- _Job_
Could you copy every line from the material below in which "operates" appears?
------ The records ------
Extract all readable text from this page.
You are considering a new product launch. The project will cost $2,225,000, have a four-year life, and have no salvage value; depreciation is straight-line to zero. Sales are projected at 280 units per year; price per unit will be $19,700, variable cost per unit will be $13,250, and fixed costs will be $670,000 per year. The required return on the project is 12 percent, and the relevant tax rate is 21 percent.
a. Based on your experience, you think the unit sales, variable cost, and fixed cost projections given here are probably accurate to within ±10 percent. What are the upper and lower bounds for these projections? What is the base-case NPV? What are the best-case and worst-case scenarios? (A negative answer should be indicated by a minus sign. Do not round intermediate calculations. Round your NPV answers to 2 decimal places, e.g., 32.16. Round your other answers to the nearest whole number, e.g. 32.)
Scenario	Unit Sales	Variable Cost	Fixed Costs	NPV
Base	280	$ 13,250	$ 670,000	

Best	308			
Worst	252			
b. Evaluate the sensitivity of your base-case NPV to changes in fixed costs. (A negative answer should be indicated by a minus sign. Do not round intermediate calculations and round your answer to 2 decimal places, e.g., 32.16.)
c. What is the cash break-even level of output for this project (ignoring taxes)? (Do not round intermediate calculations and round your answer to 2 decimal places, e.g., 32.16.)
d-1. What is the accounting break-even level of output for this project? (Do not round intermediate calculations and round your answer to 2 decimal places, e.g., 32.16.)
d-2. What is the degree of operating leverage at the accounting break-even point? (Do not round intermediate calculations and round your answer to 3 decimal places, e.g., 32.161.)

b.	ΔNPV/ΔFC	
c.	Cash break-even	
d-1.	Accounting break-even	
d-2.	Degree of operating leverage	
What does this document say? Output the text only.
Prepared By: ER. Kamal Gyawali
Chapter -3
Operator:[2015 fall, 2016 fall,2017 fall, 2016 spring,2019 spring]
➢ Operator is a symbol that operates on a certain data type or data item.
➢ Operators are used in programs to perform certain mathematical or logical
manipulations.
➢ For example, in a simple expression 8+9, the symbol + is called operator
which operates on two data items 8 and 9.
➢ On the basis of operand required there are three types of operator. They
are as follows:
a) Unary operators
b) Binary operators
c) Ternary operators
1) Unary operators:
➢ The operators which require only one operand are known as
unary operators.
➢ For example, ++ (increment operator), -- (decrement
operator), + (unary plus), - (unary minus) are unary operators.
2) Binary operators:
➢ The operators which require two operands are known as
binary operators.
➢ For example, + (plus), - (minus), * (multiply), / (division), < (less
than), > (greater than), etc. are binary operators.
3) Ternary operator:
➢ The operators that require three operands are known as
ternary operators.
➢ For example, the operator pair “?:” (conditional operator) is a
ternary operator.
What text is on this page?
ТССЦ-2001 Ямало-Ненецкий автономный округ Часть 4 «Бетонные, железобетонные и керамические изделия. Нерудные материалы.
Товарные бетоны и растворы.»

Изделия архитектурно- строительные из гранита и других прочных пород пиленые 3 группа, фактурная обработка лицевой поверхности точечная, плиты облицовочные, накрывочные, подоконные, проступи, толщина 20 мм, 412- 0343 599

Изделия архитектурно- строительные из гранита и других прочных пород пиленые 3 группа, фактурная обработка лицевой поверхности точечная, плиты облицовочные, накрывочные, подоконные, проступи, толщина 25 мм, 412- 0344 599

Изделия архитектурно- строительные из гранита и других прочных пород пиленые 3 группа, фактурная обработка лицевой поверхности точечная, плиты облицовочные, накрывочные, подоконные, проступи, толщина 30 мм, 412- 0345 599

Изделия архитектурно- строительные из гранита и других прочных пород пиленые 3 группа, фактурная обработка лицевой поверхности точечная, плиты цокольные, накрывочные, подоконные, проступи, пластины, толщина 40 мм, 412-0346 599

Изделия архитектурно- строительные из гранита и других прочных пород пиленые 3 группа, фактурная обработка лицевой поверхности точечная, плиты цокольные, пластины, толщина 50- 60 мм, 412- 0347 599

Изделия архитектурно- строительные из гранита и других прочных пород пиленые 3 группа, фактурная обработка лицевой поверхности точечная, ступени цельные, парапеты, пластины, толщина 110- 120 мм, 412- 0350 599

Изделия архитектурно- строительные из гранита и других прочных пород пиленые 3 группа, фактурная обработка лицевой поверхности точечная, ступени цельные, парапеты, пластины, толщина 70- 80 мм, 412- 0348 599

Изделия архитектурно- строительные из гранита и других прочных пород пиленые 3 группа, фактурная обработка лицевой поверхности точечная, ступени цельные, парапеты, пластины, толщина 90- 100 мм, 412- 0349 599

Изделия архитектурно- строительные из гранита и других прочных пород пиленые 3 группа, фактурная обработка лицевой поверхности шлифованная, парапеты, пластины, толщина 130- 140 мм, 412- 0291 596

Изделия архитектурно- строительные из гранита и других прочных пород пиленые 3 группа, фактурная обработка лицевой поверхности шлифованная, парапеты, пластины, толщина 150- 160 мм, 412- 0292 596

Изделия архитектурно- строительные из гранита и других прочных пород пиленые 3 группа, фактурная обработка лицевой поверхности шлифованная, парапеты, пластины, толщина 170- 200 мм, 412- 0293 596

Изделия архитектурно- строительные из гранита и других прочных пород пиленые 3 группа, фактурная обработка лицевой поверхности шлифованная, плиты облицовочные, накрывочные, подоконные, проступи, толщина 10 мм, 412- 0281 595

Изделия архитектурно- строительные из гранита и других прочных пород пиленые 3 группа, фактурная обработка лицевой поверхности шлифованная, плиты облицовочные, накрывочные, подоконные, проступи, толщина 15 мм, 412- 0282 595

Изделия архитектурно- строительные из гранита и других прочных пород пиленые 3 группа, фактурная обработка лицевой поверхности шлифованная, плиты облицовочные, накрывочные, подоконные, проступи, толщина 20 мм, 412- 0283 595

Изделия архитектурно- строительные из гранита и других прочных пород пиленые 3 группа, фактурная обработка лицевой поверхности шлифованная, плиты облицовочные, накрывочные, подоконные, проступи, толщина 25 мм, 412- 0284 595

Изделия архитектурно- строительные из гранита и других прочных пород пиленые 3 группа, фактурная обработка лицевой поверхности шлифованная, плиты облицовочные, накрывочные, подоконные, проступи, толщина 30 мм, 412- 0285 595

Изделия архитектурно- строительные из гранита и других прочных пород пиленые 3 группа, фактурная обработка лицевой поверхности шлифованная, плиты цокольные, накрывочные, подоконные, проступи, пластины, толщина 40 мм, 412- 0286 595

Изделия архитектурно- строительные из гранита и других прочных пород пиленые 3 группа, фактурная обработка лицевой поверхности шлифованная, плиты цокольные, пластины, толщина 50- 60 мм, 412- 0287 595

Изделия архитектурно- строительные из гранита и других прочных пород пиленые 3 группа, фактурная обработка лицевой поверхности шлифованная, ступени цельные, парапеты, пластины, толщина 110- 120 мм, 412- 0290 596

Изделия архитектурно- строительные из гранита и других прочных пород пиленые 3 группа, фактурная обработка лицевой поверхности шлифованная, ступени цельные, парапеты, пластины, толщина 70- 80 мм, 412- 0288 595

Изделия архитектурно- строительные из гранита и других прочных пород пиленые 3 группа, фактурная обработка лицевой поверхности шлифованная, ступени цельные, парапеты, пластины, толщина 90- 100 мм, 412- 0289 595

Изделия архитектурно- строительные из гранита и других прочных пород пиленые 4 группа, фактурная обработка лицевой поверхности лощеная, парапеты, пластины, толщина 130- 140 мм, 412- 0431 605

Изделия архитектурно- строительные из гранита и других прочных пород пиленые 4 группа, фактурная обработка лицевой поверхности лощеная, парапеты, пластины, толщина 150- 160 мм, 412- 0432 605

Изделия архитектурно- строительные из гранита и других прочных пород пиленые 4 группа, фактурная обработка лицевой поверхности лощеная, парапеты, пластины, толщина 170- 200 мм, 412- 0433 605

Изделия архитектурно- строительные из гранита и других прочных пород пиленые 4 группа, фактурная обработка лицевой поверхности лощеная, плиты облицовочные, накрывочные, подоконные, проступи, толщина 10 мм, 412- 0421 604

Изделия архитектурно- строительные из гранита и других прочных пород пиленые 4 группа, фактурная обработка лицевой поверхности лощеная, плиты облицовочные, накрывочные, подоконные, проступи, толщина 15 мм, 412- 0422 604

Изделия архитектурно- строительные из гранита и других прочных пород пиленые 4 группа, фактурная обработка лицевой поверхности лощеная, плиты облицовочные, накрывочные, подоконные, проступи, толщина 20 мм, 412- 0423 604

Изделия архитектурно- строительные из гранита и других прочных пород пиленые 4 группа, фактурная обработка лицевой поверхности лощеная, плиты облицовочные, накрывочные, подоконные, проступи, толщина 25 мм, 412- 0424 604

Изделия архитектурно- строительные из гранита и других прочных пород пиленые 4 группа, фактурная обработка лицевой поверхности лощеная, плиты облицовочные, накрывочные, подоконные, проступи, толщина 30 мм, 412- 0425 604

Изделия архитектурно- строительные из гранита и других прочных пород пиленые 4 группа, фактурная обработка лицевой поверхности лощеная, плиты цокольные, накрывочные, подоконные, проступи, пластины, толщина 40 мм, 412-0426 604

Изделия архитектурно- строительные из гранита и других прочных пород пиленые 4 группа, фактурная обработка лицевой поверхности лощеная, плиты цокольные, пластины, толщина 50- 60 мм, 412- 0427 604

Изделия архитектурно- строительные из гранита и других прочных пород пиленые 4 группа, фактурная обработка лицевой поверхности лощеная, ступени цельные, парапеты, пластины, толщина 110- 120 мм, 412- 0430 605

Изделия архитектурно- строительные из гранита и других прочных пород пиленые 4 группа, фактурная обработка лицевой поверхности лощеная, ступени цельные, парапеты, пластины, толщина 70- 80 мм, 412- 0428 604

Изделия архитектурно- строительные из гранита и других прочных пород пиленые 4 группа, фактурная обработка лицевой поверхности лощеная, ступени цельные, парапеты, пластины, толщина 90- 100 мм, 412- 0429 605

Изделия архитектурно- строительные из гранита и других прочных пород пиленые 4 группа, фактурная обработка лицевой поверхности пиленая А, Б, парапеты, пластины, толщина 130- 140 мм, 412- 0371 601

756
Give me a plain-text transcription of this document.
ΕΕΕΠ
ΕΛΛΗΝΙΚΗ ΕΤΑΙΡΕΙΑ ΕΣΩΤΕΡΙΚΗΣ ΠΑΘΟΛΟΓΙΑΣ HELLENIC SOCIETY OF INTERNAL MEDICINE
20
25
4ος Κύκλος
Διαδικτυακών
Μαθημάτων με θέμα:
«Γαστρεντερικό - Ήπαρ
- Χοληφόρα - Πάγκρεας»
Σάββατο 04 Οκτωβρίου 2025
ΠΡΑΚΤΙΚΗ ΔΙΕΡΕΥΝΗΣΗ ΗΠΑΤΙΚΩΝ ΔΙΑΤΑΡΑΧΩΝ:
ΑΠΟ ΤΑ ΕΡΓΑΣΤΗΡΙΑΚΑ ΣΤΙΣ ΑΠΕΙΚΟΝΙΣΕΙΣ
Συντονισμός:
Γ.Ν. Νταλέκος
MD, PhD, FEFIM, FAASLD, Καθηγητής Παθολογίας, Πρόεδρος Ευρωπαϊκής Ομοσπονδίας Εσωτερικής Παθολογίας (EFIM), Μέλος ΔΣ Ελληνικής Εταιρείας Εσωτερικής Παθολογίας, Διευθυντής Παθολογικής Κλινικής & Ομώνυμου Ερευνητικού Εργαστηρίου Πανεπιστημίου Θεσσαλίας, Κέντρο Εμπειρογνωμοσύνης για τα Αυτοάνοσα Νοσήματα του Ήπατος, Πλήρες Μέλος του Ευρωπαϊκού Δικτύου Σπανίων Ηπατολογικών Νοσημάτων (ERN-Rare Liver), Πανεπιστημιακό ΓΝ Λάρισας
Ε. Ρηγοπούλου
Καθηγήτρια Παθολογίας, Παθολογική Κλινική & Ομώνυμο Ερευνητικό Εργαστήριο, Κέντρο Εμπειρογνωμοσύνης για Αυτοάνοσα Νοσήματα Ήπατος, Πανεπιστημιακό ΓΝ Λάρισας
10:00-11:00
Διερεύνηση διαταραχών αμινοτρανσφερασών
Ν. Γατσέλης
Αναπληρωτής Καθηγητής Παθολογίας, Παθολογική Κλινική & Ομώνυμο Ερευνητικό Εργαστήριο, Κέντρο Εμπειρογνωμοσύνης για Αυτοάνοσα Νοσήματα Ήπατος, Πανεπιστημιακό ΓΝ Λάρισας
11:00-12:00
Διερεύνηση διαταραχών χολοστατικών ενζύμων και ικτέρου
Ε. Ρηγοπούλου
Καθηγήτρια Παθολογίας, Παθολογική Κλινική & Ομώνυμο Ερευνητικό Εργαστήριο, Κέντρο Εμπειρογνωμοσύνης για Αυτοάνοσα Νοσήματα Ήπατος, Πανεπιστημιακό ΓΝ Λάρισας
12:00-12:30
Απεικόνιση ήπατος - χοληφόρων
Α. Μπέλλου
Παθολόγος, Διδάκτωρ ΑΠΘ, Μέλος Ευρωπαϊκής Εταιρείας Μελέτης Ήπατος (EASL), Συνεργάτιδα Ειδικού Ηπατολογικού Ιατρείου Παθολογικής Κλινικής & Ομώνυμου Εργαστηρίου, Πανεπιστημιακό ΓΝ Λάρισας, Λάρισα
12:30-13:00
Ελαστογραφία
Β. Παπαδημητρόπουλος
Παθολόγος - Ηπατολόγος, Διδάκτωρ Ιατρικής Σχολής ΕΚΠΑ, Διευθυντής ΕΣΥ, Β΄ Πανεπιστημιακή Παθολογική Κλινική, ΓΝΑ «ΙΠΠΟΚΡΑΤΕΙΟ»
------
- _Exercise solution_
➢ Operator is a symbol that operates on a certain data type or data item.
which operates on two data items 8 and 9.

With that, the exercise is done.